Retype, word for word, the line containing "OCR this image." and every line after it to the end. Skip pictures.

— BEGIN —

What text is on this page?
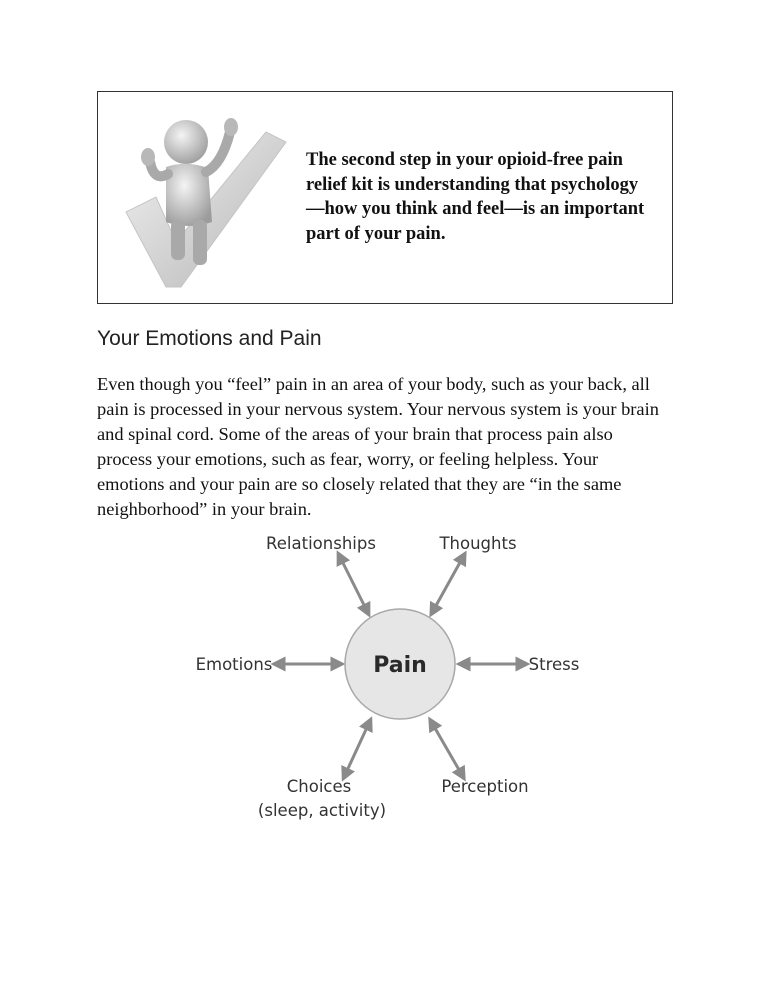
The second step in your opioid-free pain
relief kit is understanding that psychology
—how you think and feel—is an important
part of your pain.
Your Emotions and Pain
Even though you “feel” pain in an area of your body, such as your back, all
pain is processed in your nervous system. Your nervous system is your brain
and spinal cord. Some of the areas of your brain that process pain also
process your emotions, such as fear, worry, or feeling helpless. Your
emotions and your pain are so closely related that they are “in the same
neighborhood” in your brain.
Pain
Relationships	Thoughts
Emotions	Stress
Choices
(sleep, activity)
Perception
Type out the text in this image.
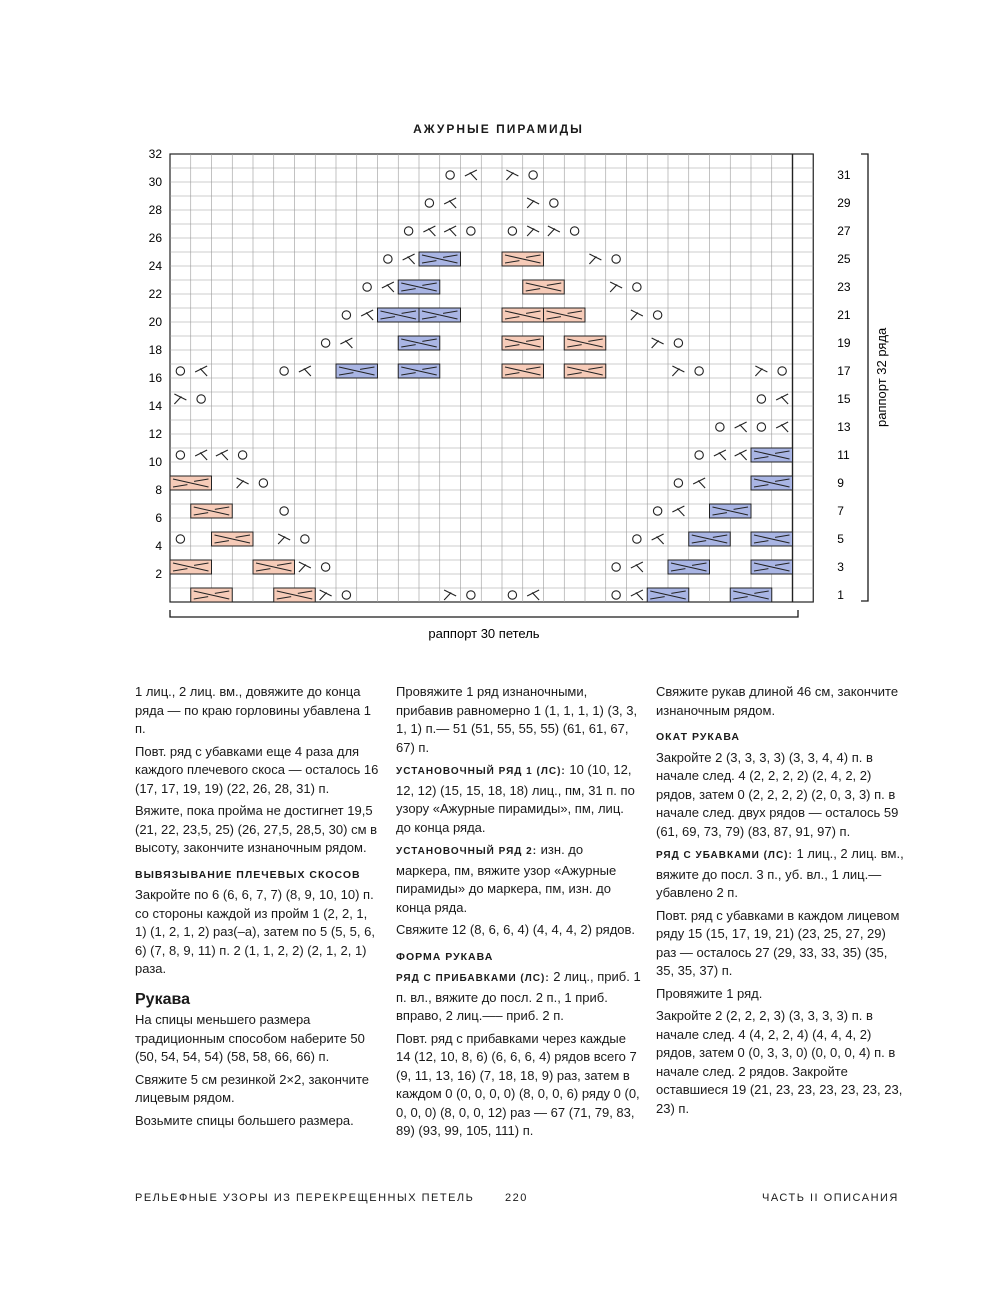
АЖУРНЫЕ ПИРАМИДЫ
2
4
6
8
10
12
14
16
18
20
22
24
26
28
30
32
1
3
5
7
9
11
13
15
17
19
21
23
25
27
29
31
раппорт 32 ряда
раппорт 30 петель

1 лиц., 2 лиц. вм., довяжите до конца ряда — по краю горловины убавлена 1 п.

Повт. ряд с убавками еще 4 раза для каждого плечевого скоса — осталось 16 (17, 17, 19, 19) (22, 26, 28, 31) п.

Вяжите, пока пройма не достигнет 19,5 (21, 22, 23,5, 25) (26, 27,5, 28,5, 30) см в высоту, закончите изнаночным рядом.

ВЫВЯЗЫВАНИЕ ПЛЕЧЕВЫХ СКОСОВ

Закройте по 6 (6, 6, 7, 7) (8, 9, 10, 10) п. со стороны каждой из пройм 1 (2, 2, 1, 1) (1, 2, 1, 2) раз(–а), затем по 5 (5, 5, 6, 6) (7, 8, 9, 11) п. 2 (1, 1, 2, 2) (2, 1, 2, 1) раза.

Рукава

На спицы меньшего размера традиционным способом наберите 50 (50, 54, 54, 54) (58, 58, 66, 66) п.

Свяжите 5 см резинкой 2×2, закончите лицевым рядом.

Возьмите спицы большего размера.

Провяжите 1 ряд изнаночными, прибавив равномерно 1 (1, 1, 1, 1) (3, 3, 1, 1) п.— 51 (51, 55, 55, 55) (61, 61, 67, 67) п.

УСТАНОВОЧНЫЙ РЯД 1 (ЛС): 10 (10, 12, 12, 12) (15, 15, 18, 18) лиц., пм, 31 п. по узору «Ажурные пирамиды», пм, лиц. до конца ряда.

УСТАНОВОЧНЫЙ РЯД 2: изн. до маркера, пм, вяжите узор «Ажурные пирамиды» до маркера, пм, изн. до конца ряда.

Свяжите 12 (8, 6, 6, 4) (4, 4, 4, 2) рядов.

ФОРМА РУКАВА

РЯД С ПРИБАВКАМИ (ЛС): 2 лиц., приб. 1 п. вл., вяжите до посл. 2 п., 1 приб. вправо, 2 лиц.—– приб. 2 п.

Повт. ряд с прибавками через каждые 14 (12, 10, 8, 6) (6, 6, 6, 4) рядов всего 7 (9, 11, 13, 16) (7, 18, 18, 9) раз, затем в каждом 0 (0, 0, 0, 0) (8, 0, 0, 6) ряду 0 (0, 0, 0, 0) (8, 0, 0, 12) раз — 67 (71, 79, 83, 89) (93, 99, 105, 111) п.

Свяжите рукав длиной 46 см, закончите изнаночным рядом.

ОКАТ РУКАВА

Закройте 2 (3, 3, 3, 3) (3, 3, 4, 4) п. в начале след. 4 (2, 2, 2, 2) (2, 4, 2, 2) рядов, затем 0 (2, 2, 2, 2) (2, 0, 3, 3) п. в начале след. двух рядов — осталось 59 (61, 69, 73, 79) (83, 87, 91, 97) п.

РЯД С УБАВКАМИ (ЛС): 1 лиц., 2 лиц. вм., вяжите до посл. 3 п., уб. вл., 1 лиц.—убавлено 2 п.

Повт. ряд с убавками в каждом лицевом ряду 15 (15, 17, 19, 21) (23, 25, 27, 29) раз — осталось 27 (29, 33, 33, 35) (35, 35, 35, 37) п.

Провяжите 1 ряд.

Закройте 2 (2, 2, 2, 3) (3, 3, 3, 3) п. в начале след. 4 (4, 2, 2, 4) (4, 4, 4, 2) рядов, затем 0 (0, 3, 3, 0) (0, 0, 0, 4) п. в начале след. 2 рядов. Закройте оставшиеся 19 (21, 23, 23, 23, 23, 23, 23, 23) п.

РЕЛЬЕФНЫЕ УЗОРЫ ИЗ ПЕРЕКРЕЩЕННЫХ ПЕТЕЛЬ	220	ЧАСТЬ II ОПИСАНИЯ
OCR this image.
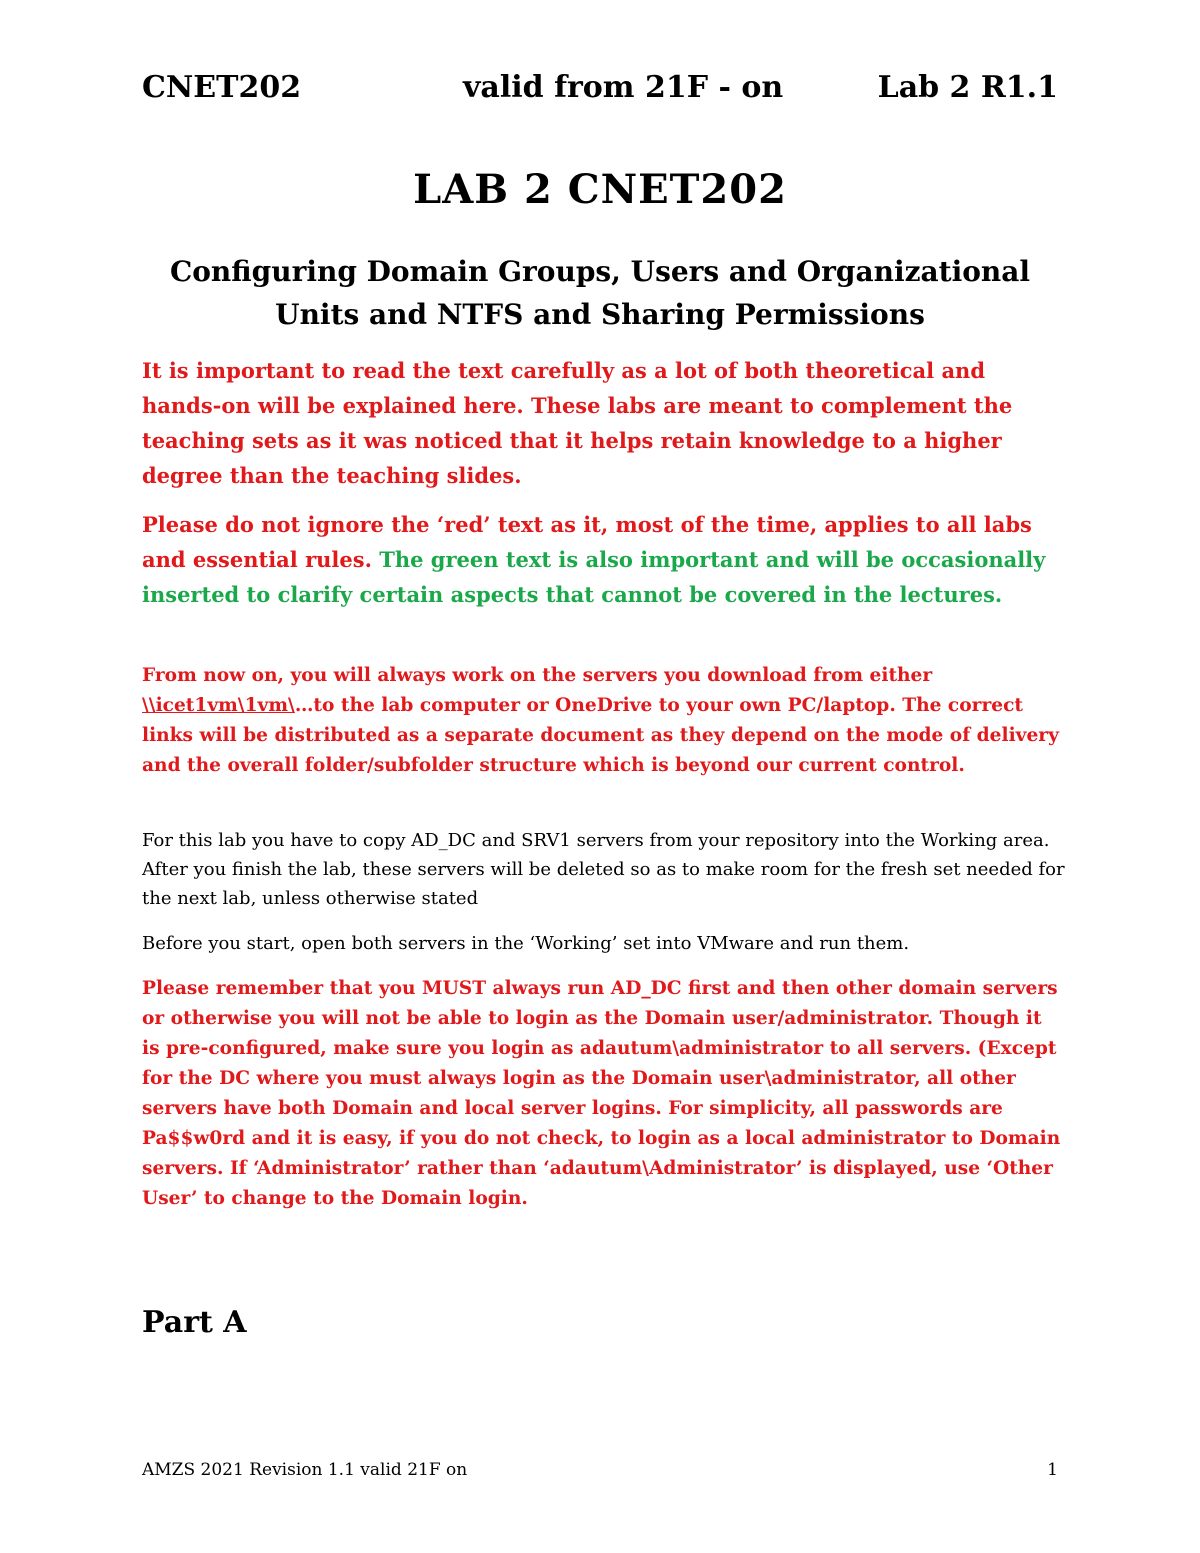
CNET202	valid from 21F - on	Lab 2 R1.1
LAB 2 CNET202
Configuring Domain Groups, Users and Organizational Units and NTFS and Sharing Permissions
It is important to read the text carefully as a lot of both theoretical and hands-on will be explained here. These labs are meant to complement the teaching sets as it was noticed that it helps retain knowledge to a higher degree than the teaching slides.
Please do not ignore the ‘red’ text as it, most of the time, applies to all labs and essential rules. The green text is also important and will be occasionally inserted to clarify certain aspects that cannot be covered in the lectures.
From now on, you will always work on the servers you download from either \\icet1vm\1vm\…to the lab computer or OneDrive to your own PC/laptop. The correct links will be distributed as a separate document as they depend on the mode of delivery and the overall folder/subfolder structure which is beyond our current control.
For this lab you have to copy AD_DC and SRV1 servers from your repository into the Working area. After you finish the lab, these servers will be deleted so as to make room for the fresh set needed for the next lab, unless otherwise stated
Before you start, open both servers in the ‘Working’ set into VMware and run them.
Please remember that you MUST always run AD_DC first and then other domain servers or otherwise you will not be able to login as the Domain user/administrator. Though it is pre-configured, make sure you login as adautum\administrator to all servers. (Except for the DC where you must always login as the Domain user\administrator, all other servers have both Domain and local server logins. For simplicity, all passwords are Pa$$w0rd and it is easy, if you do not check, to login as a local administrator to Domain servers. If ‘Administrator’ rather than ‘adautum\Administrator’ is displayed, use ‘Other User’ to change to the Domain login.
Part A
AMZS 2021 Revision 1.1 valid 21F on	1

— END —

▸ **Exercise answer**:
OCR this image.
CNET202	valid from 21F - on	Lab 2 R1.1
LAB 2 CNET202
Configuring Domain Groups, Users and Organizational Units and NTFS and Sharing Permissions
It is important to read the text carefully as a lot of both theoretical and hands-on will be explained here. These labs are meant to complement the teaching sets as it was noticed that it helps retain knowledge to a higher degree than the teaching slides.
Please do not ignore the ‘red’ text as it, most of the time, applies to all labs and essential rules. The green text is also important and will be occasionally inserted to clarify certain aspects that cannot be covered in the lectures.
From now on, you will always work on the servers you download from either \\icet1vm\1vm\…to the lab computer or OneDrive to your own PC/laptop. The correct links will be distributed as a separate document as they depend on the mode of delivery and the overall folder/subfolder structure which is beyond our current control.
For this lab you have to copy AD_DC and SRV1 servers from your repository into the Working area. After you finish the lab, these servers will be deleted so as to make room for the fresh set needed for the next lab, unless otherwise stated
Before you start, open both servers in the ‘Working’ set into VMware and run them.
Please remember that you MUST always run AD_DC first and then other domain servers or otherwise you will not be able to login as the Domain user/administrator. Though it is pre-configured, make sure you login as adautum\administrator to all servers. (Except for the DC where you must always login as the Domain user\administrator, all other servers have both Domain and local server logins. For simplicity, all passwords are Pa$$w0rd and it is easy, if you do not check, to login as a local administrator to Domain servers. If ‘Administrator’ rather than ‘adautum\Administrator’ is displayed, use ‘Other User’ to change to the Domain login.
Part A
AMZS 2021 Revision 1.1 valid 21F on	1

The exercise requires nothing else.